▸ THE TASK: Below are entries. Pull out all lines containing "ymax".

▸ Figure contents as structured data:
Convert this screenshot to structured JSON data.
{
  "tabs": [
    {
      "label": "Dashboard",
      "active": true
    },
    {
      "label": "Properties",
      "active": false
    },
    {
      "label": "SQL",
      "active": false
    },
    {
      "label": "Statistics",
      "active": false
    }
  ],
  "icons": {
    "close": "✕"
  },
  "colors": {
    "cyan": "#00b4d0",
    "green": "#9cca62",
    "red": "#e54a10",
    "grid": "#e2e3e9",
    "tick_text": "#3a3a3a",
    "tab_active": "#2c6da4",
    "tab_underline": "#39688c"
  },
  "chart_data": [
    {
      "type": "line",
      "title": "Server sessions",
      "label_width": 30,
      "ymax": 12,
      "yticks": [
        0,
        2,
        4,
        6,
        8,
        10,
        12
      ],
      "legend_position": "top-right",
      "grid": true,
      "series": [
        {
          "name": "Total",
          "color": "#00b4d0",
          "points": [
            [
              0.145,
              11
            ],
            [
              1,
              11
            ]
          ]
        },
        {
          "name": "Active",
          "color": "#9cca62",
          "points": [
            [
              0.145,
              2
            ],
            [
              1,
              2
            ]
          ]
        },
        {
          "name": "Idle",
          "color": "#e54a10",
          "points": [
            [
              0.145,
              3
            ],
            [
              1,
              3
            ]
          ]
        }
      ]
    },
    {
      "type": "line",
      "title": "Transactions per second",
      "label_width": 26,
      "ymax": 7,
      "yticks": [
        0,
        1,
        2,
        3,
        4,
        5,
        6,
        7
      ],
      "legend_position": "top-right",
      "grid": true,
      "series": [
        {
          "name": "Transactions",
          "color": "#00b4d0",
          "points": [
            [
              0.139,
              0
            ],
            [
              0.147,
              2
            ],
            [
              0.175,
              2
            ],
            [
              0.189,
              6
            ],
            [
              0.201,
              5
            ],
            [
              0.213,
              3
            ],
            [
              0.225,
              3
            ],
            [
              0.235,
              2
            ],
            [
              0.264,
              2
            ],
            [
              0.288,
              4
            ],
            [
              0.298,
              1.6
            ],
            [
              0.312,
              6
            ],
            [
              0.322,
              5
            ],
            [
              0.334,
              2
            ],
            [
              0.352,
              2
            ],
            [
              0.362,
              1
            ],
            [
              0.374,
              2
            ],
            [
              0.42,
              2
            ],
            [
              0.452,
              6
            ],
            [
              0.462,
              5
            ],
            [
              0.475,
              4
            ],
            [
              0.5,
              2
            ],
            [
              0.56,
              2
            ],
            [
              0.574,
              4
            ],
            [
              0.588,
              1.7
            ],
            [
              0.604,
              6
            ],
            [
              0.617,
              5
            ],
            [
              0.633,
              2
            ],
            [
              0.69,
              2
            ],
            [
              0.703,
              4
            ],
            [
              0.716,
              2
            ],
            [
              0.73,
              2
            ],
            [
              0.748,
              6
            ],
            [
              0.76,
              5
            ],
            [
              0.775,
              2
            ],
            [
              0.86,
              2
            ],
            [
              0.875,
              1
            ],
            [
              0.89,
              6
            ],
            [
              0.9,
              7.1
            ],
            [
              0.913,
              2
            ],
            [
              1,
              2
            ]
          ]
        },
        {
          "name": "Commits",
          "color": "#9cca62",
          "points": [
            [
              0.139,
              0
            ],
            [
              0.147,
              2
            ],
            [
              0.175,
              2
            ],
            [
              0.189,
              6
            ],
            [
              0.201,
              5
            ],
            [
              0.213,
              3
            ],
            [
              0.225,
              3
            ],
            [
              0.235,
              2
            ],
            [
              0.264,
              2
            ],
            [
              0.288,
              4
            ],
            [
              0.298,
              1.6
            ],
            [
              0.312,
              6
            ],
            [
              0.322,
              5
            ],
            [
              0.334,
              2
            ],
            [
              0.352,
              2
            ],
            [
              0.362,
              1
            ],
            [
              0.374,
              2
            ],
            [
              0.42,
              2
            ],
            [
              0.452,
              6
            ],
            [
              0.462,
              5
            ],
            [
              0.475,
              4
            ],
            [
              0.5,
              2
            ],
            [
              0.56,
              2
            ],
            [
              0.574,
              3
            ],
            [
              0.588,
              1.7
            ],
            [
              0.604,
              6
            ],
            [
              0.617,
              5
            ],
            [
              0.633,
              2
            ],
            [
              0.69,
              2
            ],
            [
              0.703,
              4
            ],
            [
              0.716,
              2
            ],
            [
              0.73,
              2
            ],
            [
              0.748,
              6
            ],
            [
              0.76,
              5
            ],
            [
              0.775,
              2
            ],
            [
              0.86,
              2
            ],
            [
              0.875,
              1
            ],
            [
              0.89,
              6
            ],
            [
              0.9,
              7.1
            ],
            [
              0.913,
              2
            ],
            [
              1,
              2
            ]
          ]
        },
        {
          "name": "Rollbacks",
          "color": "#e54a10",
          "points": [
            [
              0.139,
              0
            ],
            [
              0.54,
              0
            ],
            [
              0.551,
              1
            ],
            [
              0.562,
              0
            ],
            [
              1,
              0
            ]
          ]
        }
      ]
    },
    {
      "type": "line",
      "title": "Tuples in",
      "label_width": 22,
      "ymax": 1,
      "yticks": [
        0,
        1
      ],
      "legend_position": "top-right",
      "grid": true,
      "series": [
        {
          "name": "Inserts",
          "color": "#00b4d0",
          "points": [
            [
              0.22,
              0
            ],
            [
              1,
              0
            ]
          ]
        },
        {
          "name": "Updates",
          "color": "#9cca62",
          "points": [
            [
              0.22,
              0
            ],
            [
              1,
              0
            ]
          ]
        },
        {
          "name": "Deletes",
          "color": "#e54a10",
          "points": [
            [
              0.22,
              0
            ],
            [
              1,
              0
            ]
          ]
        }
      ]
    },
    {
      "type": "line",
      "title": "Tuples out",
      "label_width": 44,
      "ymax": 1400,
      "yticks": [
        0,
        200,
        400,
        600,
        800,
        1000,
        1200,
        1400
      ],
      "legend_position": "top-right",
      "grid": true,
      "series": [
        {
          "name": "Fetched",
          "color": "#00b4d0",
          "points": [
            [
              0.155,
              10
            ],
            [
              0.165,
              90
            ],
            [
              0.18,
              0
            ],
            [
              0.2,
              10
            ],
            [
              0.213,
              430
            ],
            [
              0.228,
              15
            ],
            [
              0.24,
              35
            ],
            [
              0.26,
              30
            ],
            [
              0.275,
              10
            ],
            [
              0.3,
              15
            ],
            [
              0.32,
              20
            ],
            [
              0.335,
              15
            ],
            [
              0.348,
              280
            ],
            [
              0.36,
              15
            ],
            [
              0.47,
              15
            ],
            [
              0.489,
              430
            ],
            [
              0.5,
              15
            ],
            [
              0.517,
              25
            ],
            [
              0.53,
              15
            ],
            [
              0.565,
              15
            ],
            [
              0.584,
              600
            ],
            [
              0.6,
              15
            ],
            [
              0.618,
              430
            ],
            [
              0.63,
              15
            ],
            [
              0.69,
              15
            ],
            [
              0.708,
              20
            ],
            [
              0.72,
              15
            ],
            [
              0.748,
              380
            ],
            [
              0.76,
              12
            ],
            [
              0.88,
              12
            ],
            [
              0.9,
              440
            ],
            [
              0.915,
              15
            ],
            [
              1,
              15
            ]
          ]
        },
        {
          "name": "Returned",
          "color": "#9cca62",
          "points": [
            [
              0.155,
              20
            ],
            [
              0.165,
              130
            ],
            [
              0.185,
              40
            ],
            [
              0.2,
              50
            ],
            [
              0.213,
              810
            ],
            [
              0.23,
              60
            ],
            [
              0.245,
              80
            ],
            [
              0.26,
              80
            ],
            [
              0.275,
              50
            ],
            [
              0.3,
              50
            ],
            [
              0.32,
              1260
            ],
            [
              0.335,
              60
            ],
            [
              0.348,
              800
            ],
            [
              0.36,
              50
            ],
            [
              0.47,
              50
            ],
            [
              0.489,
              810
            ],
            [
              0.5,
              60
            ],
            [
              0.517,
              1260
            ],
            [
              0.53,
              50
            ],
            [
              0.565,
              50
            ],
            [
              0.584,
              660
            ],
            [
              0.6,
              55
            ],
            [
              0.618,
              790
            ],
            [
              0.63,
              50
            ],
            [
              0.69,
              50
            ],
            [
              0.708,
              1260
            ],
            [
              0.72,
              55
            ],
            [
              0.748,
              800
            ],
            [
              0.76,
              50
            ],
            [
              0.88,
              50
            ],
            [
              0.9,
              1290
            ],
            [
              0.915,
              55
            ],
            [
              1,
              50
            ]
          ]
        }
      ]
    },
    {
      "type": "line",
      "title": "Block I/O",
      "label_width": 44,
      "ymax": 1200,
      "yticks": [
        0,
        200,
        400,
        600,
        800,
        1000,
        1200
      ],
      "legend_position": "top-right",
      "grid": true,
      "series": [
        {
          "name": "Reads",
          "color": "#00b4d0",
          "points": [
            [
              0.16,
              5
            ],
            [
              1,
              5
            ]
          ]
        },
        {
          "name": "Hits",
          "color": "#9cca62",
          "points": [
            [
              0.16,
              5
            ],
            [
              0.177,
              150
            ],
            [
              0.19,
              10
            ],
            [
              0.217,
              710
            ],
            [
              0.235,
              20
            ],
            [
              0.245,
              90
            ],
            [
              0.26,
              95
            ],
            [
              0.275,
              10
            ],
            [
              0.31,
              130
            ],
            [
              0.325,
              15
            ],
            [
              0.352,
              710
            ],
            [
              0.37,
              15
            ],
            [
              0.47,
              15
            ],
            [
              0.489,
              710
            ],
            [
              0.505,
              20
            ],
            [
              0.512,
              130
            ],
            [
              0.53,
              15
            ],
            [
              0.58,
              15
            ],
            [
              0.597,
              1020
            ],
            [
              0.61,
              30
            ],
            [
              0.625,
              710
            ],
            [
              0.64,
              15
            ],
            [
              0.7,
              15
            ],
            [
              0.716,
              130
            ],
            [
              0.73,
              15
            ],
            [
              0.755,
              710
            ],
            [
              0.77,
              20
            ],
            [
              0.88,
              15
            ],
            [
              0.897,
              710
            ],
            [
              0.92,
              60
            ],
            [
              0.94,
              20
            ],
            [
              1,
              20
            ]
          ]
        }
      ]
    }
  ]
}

▸ WRITTEN SOLUTION:
      "ymax": 12,
      "ymax": 7,
      "ymax": 1,
      "ymax": 1400,
      "ymax": 1200,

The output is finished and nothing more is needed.